Tally how many lines of these entries hold the string "Safety". Return the number alone.

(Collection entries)
--- START ---

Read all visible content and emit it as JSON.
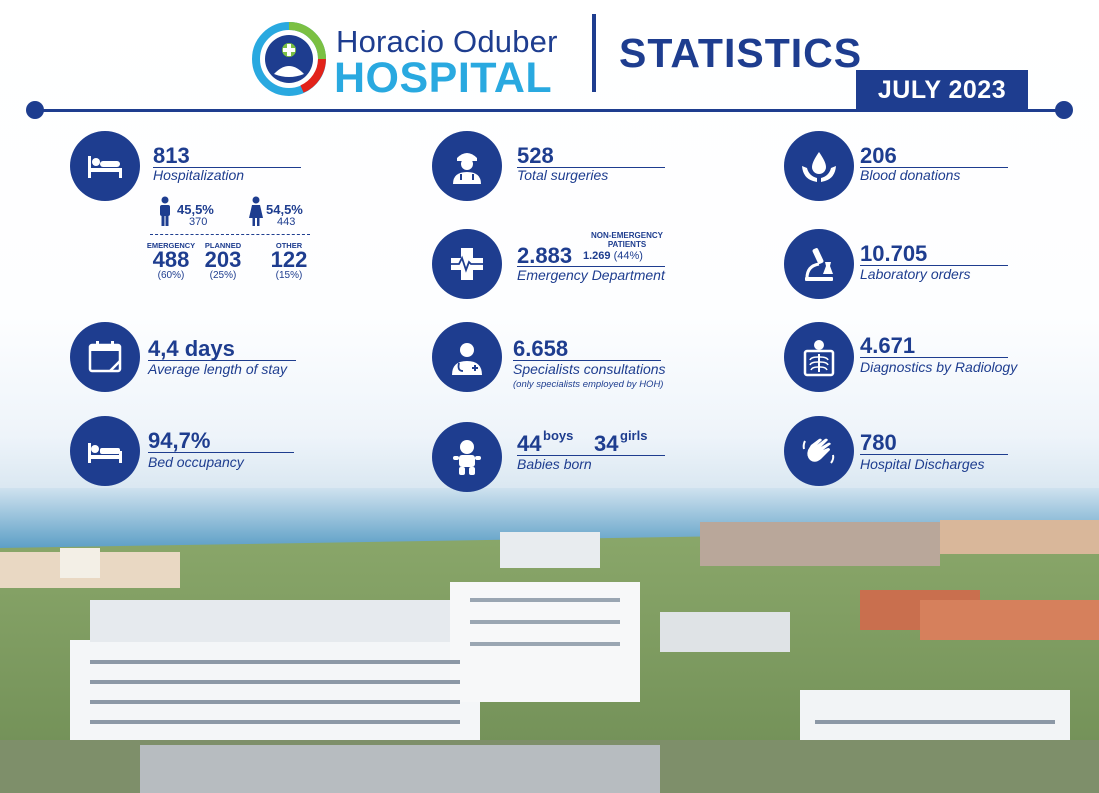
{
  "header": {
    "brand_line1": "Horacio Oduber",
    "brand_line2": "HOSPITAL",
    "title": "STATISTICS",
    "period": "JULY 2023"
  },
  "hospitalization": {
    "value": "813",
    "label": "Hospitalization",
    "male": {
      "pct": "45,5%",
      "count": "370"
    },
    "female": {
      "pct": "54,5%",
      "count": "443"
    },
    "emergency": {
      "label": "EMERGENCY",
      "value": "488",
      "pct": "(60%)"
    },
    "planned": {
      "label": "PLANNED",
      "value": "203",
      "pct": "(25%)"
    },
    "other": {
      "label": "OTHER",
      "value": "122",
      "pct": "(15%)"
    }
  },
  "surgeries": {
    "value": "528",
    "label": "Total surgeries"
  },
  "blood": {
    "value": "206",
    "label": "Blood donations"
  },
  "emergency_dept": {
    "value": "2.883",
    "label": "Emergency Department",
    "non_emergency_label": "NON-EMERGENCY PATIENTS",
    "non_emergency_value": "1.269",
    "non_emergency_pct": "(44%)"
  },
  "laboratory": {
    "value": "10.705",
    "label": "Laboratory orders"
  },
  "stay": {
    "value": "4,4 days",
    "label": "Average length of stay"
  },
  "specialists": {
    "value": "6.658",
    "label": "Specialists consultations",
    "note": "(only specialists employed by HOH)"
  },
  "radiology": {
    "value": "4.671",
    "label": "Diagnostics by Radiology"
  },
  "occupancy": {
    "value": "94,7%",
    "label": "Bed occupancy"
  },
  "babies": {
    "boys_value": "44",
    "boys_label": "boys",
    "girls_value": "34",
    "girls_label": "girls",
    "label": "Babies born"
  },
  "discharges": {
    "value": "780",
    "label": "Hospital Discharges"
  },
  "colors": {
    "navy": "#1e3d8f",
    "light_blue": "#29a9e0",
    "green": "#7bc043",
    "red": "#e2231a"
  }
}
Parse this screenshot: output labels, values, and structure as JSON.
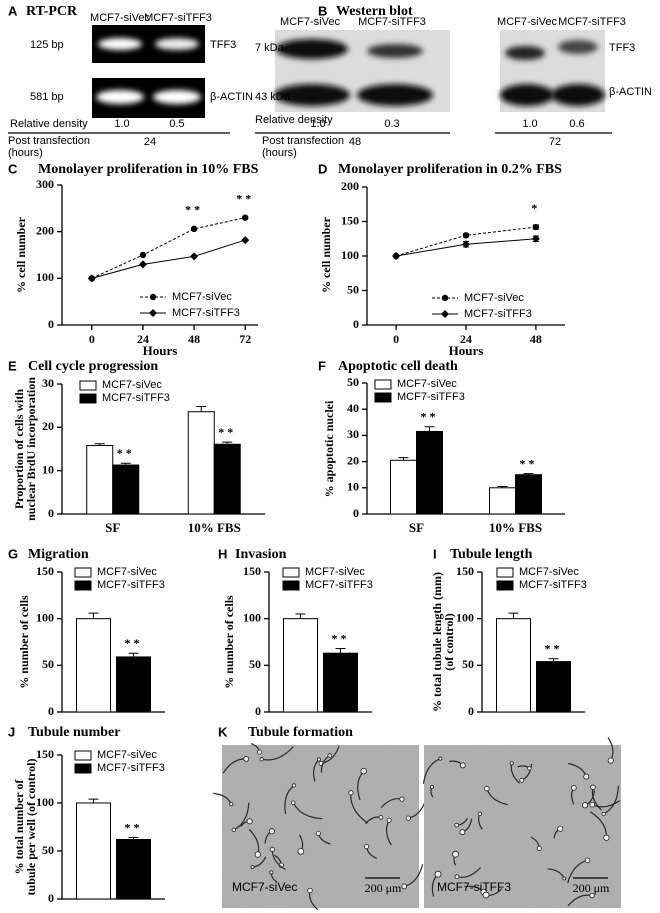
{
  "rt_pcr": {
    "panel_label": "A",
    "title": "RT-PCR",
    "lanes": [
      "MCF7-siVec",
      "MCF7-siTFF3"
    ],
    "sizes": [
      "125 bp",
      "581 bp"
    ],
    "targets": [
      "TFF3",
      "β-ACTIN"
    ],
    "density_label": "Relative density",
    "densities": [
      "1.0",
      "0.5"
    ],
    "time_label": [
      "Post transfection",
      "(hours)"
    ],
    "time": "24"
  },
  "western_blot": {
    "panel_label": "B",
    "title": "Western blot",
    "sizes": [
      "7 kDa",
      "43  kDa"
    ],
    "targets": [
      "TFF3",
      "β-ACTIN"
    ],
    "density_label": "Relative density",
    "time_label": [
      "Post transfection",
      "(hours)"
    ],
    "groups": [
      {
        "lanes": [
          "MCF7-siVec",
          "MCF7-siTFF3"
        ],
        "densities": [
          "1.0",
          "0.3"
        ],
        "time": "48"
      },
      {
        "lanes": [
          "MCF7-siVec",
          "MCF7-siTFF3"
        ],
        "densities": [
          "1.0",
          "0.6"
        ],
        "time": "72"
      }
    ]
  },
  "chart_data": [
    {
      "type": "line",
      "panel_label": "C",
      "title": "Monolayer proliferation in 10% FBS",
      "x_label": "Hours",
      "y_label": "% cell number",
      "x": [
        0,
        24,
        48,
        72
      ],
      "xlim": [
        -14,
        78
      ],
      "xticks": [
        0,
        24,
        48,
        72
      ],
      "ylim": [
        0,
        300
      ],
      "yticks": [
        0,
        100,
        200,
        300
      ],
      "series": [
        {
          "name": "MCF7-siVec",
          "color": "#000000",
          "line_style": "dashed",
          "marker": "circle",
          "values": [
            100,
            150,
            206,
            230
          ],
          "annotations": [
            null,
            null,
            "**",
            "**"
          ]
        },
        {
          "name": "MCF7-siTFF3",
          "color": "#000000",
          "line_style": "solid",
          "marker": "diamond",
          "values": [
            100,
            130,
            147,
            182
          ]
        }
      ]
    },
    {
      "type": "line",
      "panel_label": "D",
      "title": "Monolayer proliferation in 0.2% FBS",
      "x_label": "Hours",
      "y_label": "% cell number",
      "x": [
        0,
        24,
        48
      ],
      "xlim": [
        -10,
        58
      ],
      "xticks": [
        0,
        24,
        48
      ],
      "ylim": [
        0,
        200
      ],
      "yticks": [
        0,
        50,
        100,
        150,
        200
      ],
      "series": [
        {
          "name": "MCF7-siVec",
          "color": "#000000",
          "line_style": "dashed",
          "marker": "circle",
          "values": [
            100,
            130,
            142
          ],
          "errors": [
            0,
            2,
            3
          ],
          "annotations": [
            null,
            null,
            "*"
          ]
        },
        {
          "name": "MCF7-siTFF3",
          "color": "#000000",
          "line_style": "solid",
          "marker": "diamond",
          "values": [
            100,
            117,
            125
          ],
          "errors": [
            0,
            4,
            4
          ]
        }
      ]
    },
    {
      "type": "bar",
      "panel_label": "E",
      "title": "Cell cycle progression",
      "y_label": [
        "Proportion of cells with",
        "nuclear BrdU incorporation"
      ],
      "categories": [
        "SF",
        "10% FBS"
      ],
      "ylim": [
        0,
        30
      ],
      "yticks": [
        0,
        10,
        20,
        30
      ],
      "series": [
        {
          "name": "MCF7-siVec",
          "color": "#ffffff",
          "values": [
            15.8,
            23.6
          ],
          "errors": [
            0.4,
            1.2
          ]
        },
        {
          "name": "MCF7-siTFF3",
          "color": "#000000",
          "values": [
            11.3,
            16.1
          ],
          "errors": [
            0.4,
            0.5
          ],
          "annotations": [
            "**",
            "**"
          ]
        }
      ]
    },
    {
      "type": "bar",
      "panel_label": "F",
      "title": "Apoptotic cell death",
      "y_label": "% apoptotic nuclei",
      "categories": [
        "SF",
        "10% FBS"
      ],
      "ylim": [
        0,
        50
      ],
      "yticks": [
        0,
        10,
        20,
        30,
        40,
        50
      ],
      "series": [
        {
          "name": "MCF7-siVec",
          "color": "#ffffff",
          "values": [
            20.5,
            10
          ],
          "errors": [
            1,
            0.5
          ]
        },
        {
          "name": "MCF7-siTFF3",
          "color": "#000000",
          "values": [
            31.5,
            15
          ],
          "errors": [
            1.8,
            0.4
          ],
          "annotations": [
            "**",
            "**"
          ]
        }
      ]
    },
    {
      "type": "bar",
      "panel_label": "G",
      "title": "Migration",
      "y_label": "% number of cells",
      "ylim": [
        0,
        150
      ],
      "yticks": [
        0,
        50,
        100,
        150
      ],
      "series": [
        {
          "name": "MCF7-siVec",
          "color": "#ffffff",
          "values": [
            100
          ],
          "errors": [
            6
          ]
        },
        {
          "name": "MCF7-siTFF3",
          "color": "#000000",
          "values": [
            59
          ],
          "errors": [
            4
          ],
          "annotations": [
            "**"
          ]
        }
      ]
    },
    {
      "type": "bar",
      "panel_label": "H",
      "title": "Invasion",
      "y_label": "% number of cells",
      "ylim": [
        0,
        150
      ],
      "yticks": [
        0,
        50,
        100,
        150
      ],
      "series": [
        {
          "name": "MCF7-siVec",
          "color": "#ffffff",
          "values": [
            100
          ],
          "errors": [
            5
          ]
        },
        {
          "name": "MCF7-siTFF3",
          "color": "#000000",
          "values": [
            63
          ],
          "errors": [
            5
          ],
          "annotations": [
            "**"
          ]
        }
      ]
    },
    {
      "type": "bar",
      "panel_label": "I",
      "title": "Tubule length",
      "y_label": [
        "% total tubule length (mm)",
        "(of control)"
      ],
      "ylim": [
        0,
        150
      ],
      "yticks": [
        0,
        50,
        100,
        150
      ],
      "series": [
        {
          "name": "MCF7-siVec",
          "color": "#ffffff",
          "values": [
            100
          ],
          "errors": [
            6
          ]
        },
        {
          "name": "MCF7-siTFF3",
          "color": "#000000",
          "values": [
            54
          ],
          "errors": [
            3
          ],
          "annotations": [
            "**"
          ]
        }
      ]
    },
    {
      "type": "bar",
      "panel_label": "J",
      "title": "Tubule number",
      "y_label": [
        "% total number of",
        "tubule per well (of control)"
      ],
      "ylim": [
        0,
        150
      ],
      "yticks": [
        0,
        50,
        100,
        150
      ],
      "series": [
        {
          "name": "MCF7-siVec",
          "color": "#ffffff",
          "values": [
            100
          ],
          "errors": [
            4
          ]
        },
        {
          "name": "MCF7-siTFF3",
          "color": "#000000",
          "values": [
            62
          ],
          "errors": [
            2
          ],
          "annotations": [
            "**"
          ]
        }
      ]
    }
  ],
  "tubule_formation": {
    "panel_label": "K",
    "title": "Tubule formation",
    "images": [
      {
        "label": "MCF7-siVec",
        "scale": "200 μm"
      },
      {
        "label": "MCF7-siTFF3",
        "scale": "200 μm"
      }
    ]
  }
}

--- END ---
--- START ---

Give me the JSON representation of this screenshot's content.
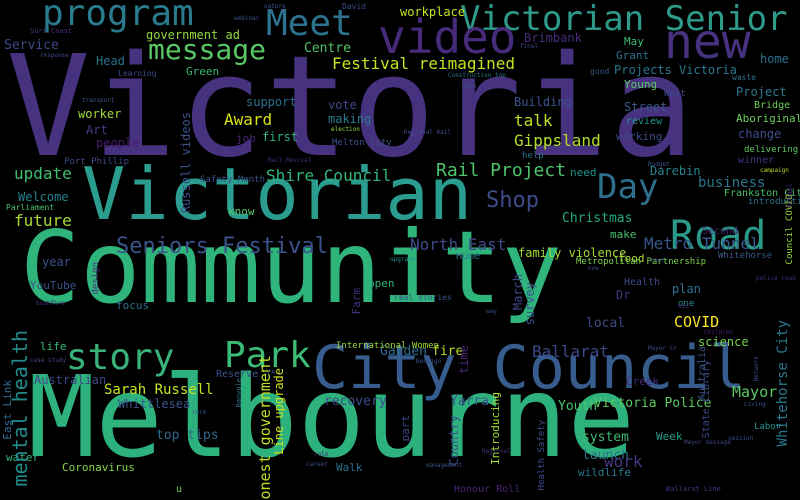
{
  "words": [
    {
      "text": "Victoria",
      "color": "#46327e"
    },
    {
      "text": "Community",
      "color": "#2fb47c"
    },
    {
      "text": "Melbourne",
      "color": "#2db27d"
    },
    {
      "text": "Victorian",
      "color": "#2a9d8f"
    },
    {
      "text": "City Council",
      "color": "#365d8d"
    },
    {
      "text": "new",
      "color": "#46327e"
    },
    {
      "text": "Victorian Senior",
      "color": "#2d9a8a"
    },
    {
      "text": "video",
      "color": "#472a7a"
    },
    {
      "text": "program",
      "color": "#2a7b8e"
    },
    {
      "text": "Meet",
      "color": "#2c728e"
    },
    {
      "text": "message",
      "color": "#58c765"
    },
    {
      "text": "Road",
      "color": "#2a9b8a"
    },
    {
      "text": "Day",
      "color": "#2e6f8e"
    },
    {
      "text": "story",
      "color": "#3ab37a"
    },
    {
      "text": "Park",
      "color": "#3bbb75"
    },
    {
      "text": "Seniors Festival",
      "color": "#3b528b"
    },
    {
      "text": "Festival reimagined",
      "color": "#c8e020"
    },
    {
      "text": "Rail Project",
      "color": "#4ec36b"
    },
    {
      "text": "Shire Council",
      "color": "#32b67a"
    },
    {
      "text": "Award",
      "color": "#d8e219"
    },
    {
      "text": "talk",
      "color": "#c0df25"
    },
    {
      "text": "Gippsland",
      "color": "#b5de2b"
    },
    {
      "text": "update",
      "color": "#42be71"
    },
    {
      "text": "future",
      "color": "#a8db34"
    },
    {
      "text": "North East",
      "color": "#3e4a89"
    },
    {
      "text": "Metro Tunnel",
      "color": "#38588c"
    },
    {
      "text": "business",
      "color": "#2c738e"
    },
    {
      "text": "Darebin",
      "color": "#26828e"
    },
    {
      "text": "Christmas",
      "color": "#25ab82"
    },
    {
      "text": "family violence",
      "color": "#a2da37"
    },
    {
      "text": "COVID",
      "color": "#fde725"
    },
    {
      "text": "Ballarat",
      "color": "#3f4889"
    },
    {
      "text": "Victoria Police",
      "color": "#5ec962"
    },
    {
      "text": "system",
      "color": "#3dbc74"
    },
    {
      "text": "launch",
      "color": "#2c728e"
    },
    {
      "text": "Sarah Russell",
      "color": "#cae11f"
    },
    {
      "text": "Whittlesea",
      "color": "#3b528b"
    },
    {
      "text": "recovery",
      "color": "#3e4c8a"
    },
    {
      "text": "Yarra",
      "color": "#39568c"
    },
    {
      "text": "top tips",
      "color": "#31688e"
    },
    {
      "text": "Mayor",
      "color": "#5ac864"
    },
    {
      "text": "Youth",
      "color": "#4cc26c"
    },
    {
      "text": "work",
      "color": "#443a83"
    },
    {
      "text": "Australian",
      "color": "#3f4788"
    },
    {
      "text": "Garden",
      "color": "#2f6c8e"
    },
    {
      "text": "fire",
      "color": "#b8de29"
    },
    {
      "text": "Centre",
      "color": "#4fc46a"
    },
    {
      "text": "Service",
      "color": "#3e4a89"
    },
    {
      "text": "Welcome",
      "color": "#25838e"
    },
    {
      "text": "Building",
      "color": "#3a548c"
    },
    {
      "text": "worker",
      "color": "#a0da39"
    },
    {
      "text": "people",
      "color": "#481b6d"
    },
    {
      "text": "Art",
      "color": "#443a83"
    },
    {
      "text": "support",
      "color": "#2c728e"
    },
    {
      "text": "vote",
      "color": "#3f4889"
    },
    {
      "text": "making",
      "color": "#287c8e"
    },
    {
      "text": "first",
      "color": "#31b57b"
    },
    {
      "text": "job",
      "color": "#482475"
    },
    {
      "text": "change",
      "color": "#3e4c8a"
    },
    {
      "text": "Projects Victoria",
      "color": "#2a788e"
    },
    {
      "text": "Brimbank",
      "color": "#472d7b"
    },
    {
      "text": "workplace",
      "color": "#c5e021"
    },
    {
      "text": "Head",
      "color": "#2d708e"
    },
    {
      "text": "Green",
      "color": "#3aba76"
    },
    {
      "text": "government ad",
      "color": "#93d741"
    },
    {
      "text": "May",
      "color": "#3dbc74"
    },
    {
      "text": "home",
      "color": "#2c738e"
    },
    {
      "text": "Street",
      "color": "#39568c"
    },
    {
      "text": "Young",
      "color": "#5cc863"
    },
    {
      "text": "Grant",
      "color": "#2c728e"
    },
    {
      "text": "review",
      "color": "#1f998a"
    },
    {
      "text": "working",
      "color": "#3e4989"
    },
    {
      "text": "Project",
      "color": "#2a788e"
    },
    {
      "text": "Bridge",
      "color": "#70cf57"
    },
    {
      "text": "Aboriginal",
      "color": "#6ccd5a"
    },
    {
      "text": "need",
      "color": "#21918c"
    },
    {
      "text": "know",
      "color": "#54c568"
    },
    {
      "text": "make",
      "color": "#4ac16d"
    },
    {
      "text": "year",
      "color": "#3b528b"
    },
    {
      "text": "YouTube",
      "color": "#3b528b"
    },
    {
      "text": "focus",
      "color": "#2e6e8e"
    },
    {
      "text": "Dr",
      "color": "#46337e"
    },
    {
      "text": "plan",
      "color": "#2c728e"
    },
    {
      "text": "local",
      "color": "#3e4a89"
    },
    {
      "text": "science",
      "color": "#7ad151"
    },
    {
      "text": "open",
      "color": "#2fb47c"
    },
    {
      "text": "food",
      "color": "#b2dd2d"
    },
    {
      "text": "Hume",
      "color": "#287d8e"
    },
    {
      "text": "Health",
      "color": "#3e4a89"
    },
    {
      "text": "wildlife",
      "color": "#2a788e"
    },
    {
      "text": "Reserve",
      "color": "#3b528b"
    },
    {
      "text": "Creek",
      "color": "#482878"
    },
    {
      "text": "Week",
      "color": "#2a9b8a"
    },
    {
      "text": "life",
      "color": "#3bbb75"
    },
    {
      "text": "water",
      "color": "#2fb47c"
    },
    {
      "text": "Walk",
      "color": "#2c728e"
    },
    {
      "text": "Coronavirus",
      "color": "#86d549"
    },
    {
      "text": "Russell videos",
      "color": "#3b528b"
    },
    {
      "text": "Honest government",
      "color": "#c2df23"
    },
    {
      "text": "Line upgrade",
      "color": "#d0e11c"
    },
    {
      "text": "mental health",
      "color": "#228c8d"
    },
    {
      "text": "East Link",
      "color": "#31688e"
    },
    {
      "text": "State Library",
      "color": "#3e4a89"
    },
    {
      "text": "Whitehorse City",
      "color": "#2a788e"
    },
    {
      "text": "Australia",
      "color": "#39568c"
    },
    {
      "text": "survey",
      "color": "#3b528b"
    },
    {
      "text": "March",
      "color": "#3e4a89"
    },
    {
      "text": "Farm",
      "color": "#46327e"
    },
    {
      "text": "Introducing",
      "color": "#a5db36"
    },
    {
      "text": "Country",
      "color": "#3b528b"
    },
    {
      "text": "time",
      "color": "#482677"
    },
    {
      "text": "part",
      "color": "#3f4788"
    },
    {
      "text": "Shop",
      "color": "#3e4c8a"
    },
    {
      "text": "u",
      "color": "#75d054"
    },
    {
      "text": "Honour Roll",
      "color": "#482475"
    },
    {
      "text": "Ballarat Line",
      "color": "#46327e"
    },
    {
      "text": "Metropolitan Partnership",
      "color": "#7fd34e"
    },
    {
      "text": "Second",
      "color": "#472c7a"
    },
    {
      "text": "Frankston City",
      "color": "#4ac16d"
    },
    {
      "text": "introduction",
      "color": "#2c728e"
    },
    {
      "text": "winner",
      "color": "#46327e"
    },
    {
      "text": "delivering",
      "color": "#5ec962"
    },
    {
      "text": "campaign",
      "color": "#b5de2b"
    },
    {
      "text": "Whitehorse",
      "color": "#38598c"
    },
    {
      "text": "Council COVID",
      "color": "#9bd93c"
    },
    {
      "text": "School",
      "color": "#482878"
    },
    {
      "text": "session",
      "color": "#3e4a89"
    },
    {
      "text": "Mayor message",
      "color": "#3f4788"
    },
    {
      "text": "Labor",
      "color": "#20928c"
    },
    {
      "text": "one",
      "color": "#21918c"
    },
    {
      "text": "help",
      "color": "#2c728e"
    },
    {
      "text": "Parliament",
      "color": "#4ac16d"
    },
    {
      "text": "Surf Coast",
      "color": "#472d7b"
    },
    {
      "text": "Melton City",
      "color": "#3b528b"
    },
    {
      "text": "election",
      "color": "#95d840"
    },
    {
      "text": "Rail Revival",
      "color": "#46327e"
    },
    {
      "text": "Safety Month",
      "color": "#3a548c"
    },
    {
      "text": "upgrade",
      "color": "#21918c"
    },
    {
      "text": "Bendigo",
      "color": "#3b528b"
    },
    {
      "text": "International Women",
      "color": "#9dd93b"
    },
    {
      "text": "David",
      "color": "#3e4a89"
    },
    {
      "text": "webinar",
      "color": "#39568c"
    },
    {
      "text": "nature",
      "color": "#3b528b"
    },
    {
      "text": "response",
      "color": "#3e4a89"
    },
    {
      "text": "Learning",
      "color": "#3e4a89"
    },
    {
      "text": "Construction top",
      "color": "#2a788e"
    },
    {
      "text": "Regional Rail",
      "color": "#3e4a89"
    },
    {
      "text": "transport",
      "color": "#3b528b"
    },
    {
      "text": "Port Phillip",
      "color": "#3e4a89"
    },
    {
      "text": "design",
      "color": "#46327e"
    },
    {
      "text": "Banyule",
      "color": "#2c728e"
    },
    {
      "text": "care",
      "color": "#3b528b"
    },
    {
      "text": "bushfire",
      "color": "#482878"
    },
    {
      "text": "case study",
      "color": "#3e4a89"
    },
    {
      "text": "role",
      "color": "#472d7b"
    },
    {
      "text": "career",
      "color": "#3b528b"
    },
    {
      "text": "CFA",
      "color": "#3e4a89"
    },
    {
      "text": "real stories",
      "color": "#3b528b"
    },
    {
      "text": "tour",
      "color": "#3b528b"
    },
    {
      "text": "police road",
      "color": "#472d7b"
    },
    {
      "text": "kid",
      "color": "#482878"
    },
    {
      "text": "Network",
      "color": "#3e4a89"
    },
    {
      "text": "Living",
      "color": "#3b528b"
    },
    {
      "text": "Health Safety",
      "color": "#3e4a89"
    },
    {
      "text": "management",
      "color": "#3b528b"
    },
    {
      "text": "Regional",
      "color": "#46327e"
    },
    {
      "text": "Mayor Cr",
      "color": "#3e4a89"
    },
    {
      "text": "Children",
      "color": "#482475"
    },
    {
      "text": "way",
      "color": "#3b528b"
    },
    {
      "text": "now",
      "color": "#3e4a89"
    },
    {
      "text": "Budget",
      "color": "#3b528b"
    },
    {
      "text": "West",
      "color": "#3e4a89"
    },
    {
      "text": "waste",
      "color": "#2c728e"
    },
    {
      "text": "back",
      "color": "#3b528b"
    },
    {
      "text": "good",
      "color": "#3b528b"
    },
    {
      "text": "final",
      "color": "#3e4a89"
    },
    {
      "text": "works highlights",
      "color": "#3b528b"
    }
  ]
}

--- END ---

• _Expected output_
2